Directions for this task
Locate the lines that hold the string "溶削深さ". Copy every such line.

Exercise materials
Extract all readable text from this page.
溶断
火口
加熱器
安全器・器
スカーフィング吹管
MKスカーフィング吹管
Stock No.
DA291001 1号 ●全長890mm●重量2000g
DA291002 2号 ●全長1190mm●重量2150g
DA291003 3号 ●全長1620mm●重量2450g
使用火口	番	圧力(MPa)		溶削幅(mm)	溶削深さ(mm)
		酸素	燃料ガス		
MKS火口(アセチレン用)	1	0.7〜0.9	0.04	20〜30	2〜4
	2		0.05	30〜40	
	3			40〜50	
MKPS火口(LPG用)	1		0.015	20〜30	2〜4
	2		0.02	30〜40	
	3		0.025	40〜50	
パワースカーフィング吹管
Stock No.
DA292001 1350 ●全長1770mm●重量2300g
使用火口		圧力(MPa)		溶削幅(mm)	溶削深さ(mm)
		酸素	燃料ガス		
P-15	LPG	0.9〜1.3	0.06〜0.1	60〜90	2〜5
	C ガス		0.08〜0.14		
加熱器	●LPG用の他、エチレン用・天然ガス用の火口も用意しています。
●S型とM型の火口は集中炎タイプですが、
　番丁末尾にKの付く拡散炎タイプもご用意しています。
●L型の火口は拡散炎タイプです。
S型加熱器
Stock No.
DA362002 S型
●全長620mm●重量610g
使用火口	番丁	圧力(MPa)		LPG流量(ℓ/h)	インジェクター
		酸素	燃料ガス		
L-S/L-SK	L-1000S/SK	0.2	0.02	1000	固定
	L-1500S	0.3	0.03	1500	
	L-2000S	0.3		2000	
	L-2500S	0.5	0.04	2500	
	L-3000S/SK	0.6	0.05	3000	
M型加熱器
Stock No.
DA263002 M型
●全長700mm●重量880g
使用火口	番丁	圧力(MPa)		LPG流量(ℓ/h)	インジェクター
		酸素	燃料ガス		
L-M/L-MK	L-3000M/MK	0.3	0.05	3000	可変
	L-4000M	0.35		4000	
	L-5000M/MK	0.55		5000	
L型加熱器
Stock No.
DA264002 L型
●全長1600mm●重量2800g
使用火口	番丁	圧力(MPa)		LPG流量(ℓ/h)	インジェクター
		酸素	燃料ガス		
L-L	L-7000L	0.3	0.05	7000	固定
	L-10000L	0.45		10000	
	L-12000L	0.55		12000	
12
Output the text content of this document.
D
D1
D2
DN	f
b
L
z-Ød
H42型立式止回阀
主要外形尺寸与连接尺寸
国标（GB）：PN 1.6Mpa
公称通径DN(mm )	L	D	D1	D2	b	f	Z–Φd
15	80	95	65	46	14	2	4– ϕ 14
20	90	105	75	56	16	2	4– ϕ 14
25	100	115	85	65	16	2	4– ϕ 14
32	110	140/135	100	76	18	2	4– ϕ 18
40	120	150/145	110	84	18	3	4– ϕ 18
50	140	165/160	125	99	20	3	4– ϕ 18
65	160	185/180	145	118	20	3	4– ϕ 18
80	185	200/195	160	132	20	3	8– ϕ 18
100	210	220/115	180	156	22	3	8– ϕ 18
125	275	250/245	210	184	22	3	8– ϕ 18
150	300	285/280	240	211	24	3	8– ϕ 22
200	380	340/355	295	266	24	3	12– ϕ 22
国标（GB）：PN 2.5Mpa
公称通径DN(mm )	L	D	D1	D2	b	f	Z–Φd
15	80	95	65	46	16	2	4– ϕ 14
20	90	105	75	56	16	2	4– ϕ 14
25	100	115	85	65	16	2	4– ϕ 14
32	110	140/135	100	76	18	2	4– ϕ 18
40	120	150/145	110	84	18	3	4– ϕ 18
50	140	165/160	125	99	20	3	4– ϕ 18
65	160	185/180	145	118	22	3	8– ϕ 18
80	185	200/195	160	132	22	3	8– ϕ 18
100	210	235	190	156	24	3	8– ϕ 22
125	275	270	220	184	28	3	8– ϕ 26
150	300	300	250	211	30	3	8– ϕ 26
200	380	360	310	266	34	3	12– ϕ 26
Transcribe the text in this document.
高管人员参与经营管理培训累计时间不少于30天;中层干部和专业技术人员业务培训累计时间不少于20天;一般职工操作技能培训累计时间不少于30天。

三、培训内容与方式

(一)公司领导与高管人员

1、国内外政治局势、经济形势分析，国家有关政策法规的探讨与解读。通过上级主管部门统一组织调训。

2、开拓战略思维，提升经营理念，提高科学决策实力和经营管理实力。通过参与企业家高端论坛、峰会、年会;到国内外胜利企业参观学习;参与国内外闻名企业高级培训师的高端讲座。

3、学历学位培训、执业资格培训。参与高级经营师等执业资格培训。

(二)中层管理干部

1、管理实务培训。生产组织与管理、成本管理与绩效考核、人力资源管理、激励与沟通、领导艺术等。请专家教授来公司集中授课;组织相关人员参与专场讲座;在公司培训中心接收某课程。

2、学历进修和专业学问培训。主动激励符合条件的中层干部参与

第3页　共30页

Exercise response
使用火口	番	圧力(MPa)		溶削幅(mm)	溶削深さ(mm)
使用火口		圧力(MPa)		溶削幅(mm)	溶削深さ(mm)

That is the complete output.